==== DATASET ENTRIES

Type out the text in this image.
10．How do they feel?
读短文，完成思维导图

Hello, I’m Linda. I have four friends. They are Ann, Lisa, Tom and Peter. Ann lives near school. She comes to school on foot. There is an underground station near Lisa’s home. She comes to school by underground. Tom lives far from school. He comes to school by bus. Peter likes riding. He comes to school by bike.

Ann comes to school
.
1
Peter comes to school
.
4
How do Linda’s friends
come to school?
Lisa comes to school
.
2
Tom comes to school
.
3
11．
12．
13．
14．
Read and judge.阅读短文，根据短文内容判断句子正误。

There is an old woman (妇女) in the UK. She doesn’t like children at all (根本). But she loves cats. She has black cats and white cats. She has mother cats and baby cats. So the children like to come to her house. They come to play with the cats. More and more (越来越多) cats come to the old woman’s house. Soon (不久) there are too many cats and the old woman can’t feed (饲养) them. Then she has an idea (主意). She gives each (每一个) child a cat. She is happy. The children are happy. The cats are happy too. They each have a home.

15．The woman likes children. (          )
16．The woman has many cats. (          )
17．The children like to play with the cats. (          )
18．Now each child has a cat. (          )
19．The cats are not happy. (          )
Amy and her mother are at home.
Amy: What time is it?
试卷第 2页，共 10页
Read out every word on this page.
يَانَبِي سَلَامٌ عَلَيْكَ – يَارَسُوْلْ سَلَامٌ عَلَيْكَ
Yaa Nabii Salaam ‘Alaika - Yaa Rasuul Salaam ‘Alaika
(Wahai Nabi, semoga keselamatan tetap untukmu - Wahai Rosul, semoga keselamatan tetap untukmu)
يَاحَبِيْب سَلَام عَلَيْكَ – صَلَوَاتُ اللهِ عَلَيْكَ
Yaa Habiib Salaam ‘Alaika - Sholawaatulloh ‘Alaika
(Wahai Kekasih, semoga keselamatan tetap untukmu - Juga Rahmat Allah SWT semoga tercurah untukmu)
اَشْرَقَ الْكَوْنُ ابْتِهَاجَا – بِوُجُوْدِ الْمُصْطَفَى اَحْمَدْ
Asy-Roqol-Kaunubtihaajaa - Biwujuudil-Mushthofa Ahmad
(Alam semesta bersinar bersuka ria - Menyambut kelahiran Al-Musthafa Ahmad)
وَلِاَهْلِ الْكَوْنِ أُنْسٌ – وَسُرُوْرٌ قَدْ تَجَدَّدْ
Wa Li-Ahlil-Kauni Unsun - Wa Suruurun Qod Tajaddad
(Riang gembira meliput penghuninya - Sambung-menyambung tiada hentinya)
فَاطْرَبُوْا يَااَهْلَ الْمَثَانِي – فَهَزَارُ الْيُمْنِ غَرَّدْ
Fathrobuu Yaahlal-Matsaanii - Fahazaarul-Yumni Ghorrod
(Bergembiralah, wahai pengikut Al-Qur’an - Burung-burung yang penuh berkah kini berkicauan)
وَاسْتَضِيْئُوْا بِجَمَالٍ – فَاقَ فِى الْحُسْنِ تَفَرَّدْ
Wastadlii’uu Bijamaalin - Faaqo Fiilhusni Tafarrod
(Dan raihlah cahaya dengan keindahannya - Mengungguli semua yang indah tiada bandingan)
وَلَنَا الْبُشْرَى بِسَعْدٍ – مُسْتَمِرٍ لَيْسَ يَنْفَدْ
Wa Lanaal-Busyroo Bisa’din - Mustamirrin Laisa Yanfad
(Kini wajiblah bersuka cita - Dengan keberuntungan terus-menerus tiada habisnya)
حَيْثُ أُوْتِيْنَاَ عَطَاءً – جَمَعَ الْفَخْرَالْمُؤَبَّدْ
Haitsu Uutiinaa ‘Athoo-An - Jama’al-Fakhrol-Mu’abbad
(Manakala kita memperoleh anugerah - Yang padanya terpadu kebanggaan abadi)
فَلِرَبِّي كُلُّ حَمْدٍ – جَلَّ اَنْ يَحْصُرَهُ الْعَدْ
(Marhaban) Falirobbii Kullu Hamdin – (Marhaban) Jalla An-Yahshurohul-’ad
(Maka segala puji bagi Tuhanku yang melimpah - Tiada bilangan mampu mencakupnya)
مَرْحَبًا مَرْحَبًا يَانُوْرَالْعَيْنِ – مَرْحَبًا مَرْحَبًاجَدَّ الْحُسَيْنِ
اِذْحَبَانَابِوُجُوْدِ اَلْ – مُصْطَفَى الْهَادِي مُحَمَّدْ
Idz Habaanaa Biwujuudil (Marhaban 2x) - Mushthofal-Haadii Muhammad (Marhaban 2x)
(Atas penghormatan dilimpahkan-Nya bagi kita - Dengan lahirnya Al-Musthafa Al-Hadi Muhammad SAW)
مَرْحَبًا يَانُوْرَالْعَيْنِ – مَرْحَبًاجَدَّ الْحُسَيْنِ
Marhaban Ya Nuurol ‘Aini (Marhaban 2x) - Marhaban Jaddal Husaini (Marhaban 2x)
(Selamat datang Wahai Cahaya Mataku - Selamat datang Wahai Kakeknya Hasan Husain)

========

Reproduce the listing above verbatim, from first line to last.

Type out the text in this image.
10．How do they feel?
读短文，完成思维导图

Hello, I’m Linda. I have four friends. They are Ann, Lisa, Tom and Peter. Ann lives near school. She comes to school on foot. There is an underground station near Lisa’s home. She comes to school by underground. Tom lives far from school. He comes to school by bus. Peter likes riding. He comes to school by bike.

Ann comes to school
.
1
Peter comes to school
.
4
How do Linda’s friends
come to school?
Lisa comes to school
.
2
Tom comes to school
.
3
11．
12．
13．
14．
Read and judge.阅读短文，根据短文内容判断句子正误。

There is an old woman (妇女) in the UK. She doesn’t like children at all (根本). But she loves cats. She has black cats and white cats. She has mother cats and baby cats. So the children like to come to her house. They come to play with the cats. More and more (越来越多) cats come to the old woman’s house. Soon (不久) there are too many cats and the old woman can’t feed (饲养) them. Then she has an idea (主意). She gives each (每一个) child a cat. She is happy. The children are happy. The cats are happy too. They each have a home.

15．The woman likes children. (          )
16．The woman has many cats. (          )
17．The children like to play with the cats. (          )
18．Now each child has a cat. (          )
19．The cats are not happy. (          )
Amy and her mother are at home.
Amy: What time is it?
试卷第 2页，共 10页
Read out every word on this page.
يَانَبِي سَلَامٌ عَلَيْكَ – يَارَسُوْلْ سَلَامٌ عَلَيْكَ
Yaa Nabii Salaam ‘Alaika - Yaa Rasuul Salaam ‘Alaika
(Wahai Nabi, semoga keselamatan tetap untukmu - Wahai Rosul, semoga keselamatan tetap untukmu)
يَاحَبِيْب سَلَام عَلَيْكَ – صَلَوَاتُ اللهِ عَلَيْكَ
Yaa Habiib Salaam ‘Alaika - Sholawaatulloh ‘Alaika
(Wahai Kekasih, semoga keselamatan tetap untukmu - Juga Rahmat Allah SWT semoga tercurah untukmu)
اَشْرَقَ الْكَوْنُ ابْتِهَاجَا – بِوُجُوْدِ الْمُصْطَفَى اَحْمَدْ
Asy-Roqol-Kaunubtihaajaa - Biwujuudil-Mushthofa Ahmad
(Alam semesta bersinar bersuka ria - Menyambut kelahiran Al-Musthafa Ahmad)
وَلِاَهْلِ الْكَوْنِ أُنْسٌ – وَسُرُوْرٌ قَدْ تَجَدَّدْ
Wa Li-Ahlil-Kauni Unsun - Wa Suruurun Qod Tajaddad
(Riang gembira meliput penghuninya - Sambung-menyambung tiada hentinya)
فَاطْرَبُوْا يَااَهْلَ الْمَثَانِي – فَهَزَارُ الْيُمْنِ غَرَّدْ
Fathrobuu Yaahlal-Matsaanii - Fahazaarul-Yumni Ghorrod
(Bergembiralah, wahai pengikut Al-Qur’an - Burung-burung yang penuh berkah kini berkicauan)
وَاسْتَضِيْئُوْا بِجَمَالٍ – فَاقَ فِى الْحُسْنِ تَفَرَّدْ
Wastadlii’uu Bijamaalin - Faaqo Fiilhusni Tafarrod
(Dan raihlah cahaya dengan keindahannya - Mengungguli semua yang indah tiada bandingan)
وَلَنَا الْبُشْرَى بِسَعْدٍ – مُسْتَمِرٍ لَيْسَ يَنْفَدْ
Wa Lanaal-Busyroo Bisa’din - Mustamirrin Laisa Yanfad
(Kini wajiblah bersuka cita - Dengan keberuntungan terus-menerus tiada habisnya)
حَيْثُ أُوْتِيْنَاَ عَطَاءً – جَمَعَ الْفَخْرَالْمُؤَبَّدْ
Haitsu Uutiinaa ‘Athoo-An - Jama’al-Fakhrol-Mu’abbad
(Manakala kita memperoleh anugerah - Yang padanya terpadu kebanggaan abadi)
فَلِرَبِّي كُلُّ حَمْدٍ – جَلَّ اَنْ يَحْصُرَهُ الْعَدْ
(Marhaban) Falirobbii Kullu Hamdin – (Marhaban) Jalla An-Yahshurohul-’ad
(Maka segala puji bagi Tuhanku yang melimpah - Tiada bilangan mampu mencakupnya)
مَرْحَبًا مَرْحَبًا يَانُوْرَالْعَيْنِ – مَرْحَبًا مَرْحَبًاجَدَّ الْحُسَيْنِ
اِذْحَبَانَابِوُجُوْدِ اَلْ – مُصْطَفَى الْهَادِي مُحَمَّدْ
Idz Habaanaa Biwujuudil (Marhaban 2x) - Mushthofal-Haadii Muhammad (Marhaban 2x)
(Atas penghormatan dilimpahkan-Nya bagi kita - Dengan lahirnya Al-Musthafa Al-Hadi Muhammad SAW)
مَرْحَبًا يَانُوْرَالْعَيْنِ – مَرْحَبًاجَدَّ الْحُسَيْنِ
Marhaban Ya Nuurol ‘Aini (Marhaban 2x) - Marhaban Jaddal Husaini (Marhaban 2x)
(Selamat datang Wahai Cahaya Mataku - Selamat datang Wahai Kakeknya Hasan Husain)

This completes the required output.